▸ **What to produce**: Retype, character for character, everything from the very start of the rows below down to and including the line that contains "lat-tick-label: 22.5°N — [16, 227, 72, 246]".

— START Dataset —

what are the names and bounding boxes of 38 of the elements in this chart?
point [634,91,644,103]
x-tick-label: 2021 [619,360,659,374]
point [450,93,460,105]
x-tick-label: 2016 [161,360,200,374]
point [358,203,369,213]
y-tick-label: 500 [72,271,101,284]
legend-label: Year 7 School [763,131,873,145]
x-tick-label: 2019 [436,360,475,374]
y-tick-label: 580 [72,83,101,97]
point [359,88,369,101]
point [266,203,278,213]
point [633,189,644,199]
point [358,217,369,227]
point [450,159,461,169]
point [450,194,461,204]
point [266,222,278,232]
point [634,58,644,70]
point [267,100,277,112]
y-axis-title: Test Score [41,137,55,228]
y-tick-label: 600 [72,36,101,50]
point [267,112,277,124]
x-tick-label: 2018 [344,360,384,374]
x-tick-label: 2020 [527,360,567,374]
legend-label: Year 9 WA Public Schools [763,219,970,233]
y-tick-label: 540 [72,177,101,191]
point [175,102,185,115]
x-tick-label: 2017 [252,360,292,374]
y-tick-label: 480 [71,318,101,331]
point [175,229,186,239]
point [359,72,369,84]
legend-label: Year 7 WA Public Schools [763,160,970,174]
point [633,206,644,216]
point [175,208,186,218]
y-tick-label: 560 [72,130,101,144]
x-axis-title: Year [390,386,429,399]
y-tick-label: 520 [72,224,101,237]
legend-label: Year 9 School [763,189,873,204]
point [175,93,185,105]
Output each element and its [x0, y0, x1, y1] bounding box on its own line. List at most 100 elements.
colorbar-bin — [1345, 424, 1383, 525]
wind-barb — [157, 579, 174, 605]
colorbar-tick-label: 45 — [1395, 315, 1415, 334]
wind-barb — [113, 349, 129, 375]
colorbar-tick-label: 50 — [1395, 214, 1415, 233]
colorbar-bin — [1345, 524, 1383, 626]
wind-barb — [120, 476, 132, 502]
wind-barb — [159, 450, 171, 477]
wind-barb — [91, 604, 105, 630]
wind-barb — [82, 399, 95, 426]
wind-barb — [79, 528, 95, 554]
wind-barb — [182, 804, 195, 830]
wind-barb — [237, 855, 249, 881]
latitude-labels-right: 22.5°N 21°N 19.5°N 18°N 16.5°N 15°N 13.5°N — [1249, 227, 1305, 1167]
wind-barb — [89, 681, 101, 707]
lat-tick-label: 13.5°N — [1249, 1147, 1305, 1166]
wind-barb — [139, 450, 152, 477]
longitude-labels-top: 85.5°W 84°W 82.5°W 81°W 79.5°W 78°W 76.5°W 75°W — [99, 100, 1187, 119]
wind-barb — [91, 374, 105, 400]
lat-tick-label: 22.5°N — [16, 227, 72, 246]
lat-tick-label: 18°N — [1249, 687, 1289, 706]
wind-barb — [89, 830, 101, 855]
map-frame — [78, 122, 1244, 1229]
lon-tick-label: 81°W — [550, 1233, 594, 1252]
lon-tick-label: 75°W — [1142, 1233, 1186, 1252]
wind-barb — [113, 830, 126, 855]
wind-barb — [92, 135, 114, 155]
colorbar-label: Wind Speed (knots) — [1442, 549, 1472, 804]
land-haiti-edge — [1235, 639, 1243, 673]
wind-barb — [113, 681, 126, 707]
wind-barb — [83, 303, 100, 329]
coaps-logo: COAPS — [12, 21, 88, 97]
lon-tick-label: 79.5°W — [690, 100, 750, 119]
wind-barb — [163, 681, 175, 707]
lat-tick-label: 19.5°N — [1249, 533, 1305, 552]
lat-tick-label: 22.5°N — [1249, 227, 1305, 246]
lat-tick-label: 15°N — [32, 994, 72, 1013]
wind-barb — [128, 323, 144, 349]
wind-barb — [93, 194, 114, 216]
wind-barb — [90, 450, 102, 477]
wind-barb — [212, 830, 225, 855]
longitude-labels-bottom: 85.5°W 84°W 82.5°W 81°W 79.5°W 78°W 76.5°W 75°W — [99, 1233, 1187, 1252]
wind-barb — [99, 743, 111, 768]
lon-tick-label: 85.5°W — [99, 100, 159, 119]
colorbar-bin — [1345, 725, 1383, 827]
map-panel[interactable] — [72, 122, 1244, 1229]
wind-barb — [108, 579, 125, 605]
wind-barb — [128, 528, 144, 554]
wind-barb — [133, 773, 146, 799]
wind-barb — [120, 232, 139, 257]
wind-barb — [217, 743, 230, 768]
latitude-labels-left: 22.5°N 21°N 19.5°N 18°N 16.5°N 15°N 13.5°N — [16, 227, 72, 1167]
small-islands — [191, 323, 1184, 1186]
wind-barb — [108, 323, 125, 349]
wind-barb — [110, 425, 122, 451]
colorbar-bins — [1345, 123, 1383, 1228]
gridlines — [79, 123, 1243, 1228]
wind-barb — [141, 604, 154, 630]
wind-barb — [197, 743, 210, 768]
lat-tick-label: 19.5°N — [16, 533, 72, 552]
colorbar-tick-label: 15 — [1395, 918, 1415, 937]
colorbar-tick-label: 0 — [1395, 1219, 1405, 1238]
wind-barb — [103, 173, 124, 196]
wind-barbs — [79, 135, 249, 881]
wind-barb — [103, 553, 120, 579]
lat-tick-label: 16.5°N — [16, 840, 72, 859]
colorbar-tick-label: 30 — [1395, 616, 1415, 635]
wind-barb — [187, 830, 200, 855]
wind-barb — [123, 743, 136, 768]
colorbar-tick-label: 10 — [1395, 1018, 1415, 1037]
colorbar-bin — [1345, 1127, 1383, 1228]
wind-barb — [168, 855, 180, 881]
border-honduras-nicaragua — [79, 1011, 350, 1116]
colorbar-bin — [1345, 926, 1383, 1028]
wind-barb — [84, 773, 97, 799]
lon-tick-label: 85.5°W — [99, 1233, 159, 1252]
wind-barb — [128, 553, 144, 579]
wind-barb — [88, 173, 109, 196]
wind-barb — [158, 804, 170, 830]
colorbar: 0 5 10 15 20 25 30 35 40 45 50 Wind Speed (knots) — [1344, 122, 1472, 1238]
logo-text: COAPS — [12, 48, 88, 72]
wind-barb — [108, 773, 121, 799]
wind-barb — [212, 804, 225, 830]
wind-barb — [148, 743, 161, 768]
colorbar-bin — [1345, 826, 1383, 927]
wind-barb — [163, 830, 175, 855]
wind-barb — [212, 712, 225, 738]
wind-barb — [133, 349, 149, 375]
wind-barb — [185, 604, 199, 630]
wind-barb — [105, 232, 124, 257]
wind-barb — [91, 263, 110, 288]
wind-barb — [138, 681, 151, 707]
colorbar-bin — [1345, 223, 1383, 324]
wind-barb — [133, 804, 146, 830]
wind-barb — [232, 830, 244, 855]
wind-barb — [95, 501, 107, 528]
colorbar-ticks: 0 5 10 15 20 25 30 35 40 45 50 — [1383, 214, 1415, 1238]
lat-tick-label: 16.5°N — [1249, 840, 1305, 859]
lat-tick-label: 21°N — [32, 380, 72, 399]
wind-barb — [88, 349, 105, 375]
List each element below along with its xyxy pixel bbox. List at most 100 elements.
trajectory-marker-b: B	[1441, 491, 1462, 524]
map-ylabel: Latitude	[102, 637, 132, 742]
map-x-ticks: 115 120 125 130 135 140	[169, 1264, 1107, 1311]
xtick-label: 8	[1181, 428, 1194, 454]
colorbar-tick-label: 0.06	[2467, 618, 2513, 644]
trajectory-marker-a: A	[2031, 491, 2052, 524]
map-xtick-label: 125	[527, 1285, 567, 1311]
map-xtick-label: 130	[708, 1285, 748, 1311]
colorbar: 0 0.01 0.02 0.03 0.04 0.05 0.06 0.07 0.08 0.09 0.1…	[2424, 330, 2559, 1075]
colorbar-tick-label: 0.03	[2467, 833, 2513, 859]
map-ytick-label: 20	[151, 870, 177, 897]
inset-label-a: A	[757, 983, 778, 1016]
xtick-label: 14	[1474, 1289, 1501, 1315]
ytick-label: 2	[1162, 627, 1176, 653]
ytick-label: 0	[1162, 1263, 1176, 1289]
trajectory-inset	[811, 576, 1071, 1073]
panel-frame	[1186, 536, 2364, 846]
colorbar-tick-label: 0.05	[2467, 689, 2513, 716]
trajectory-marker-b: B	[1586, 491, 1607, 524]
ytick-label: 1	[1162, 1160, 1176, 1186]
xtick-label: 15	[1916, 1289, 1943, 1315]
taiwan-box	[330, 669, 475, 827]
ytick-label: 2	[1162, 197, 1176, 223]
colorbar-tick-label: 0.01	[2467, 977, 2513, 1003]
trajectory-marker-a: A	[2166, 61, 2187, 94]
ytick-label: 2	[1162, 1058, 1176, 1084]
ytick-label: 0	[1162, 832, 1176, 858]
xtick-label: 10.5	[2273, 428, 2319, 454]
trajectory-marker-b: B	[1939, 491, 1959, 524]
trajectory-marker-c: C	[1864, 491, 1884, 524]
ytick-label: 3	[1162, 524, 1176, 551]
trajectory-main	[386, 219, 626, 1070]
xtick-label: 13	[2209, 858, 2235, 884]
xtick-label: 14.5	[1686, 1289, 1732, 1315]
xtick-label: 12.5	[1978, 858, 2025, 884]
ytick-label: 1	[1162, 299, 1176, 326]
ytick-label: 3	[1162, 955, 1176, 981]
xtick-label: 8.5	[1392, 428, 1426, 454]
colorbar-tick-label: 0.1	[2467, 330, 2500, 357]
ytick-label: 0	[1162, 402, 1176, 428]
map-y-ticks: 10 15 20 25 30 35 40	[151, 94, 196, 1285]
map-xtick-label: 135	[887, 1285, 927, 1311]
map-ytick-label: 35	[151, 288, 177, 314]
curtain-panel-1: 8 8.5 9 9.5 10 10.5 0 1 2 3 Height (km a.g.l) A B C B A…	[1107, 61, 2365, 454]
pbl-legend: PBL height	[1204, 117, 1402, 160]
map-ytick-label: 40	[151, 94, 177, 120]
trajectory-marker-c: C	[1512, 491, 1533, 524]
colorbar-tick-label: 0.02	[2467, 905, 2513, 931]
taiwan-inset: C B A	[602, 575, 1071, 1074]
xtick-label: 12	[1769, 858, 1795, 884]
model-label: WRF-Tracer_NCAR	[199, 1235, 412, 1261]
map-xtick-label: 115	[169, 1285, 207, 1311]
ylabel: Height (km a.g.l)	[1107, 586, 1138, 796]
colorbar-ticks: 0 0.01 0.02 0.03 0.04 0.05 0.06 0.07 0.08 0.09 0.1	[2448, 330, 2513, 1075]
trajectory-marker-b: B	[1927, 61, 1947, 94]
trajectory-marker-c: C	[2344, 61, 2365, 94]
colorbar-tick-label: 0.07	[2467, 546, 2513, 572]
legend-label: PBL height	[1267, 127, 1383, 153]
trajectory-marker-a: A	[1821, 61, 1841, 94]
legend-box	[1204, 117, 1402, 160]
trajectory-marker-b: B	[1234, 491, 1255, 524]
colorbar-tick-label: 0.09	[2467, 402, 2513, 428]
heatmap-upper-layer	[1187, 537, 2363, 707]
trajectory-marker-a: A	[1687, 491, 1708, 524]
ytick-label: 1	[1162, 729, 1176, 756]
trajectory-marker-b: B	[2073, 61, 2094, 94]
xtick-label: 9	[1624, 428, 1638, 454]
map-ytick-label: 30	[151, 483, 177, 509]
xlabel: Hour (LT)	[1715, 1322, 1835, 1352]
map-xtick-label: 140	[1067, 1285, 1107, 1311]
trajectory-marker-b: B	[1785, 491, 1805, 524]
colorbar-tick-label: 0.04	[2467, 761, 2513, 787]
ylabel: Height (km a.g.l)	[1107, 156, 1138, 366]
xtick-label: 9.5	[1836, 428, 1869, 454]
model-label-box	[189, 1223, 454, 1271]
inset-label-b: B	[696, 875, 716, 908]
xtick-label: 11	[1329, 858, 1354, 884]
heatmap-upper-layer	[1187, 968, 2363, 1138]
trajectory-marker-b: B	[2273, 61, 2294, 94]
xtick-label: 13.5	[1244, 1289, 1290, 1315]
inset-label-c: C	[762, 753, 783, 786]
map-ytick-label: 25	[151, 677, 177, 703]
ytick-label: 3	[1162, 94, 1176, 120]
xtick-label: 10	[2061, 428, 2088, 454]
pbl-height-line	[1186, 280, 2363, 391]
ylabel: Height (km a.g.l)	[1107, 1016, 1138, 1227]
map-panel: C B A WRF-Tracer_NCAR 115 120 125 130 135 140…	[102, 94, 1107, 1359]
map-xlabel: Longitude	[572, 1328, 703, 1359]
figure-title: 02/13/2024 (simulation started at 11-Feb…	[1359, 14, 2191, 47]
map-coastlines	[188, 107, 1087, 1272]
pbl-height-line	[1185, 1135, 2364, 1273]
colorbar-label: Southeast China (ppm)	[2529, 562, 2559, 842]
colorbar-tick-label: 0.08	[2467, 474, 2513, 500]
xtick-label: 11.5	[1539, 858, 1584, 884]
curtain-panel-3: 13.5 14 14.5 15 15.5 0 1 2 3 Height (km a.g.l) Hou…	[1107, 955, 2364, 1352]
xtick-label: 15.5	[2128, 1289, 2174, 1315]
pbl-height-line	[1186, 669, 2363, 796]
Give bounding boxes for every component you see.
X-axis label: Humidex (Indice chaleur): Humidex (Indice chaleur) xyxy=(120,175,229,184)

— END Dataset —

▸ **Response below**:
what are the names and bounding boxes of 38 of the elements in this chart?
point [634,91,644,103]
x-tick-label: 2021 [619,360,659,374]
point [450,93,460,105]
x-tick-label: 2016 [161,360,200,374]
point [358,203,369,213]
y-tick-label: 500 [72,271,101,284]
legend-label: Year 7 School [763,131,873,145]
x-tick-label: 2019 [436,360,475,374]
y-tick-label: 580 [72,83,101,97]
point [359,88,369,101]
point [266,203,278,213]
point [633,189,644,199]
point [358,217,369,227]
point [450,159,461,169]
point [450,194,461,204]
point [266,222,278,232]
point [634,58,644,70]
point [267,100,277,112]
y-axis-title: Test Score [41,137,55,228]
y-tick-label: 600 [72,36,101,50]
point [267,112,277,124]
x-tick-label: 2018 [344,360,384,374]
x-tick-label: 2020 [527,360,567,374]
legend-label: Year 9 WA Public Schools [763,219,970,233]
y-tick-label: 540 [72,177,101,191]
point [175,102,185,115]
x-tick-label: 2017 [252,360,292,374]
y-tick-label: 480 [71,318,101,331]
point [175,229,186,239]
point [359,72,369,84]
legend-label: Year 7 WA Public Schools [763,160,970,174]
point [633,206,644,216]
point [175,208,186,218]
y-tick-label: 560 [72,130,101,144]
x-axis-title: Year [390,386,429,399]
y-tick-label: 520 [72,224,101,237]
legend-label: Year 9 School [763,189,873,204]
point [175,93,185,105]
Output each element and its [x0, y0, x1, y1] bounding box on its own line. List at most 100 elements.
colorbar-bin — [1345, 424, 1383, 525]
wind-barb — [157, 579, 174, 605]
colorbar-tick-label: 45 — [1395, 315, 1415, 334]
wind-barb — [113, 349, 129, 375]
colorbar-tick-label: 50 — [1395, 214, 1415, 233]
colorbar-bin — [1345, 524, 1383, 626]
wind-barb — [120, 476, 132, 502]
wind-barb — [159, 450, 171, 477]
wind-barb — [91, 604, 105, 630]
wind-barb — [82, 399, 95, 426]
wind-barb — [79, 528, 95, 554]
wind-barb — [182, 804, 195, 830]
wind-barb — [237, 855, 249, 881]
latitude-labels-right: 22.5°N 21°N 19.5°N 18°N 16.5°N 15°N 13.5°N — [1249, 227, 1305, 1167]
wind-barb — [89, 681, 101, 707]
lat-tick-label: 13.5°N — [1249, 1147, 1305, 1166]
wind-barb — [139, 450, 152, 477]
longitude-labels-top: 85.5°W 84°W 82.5°W 81°W 79.5°W 78°W 76.5°W 75°W — [99, 100, 1187, 119]
wind-barb — [91, 374, 105, 400]
lat-tick-label: 22.5°N — [16, 227, 72, 246]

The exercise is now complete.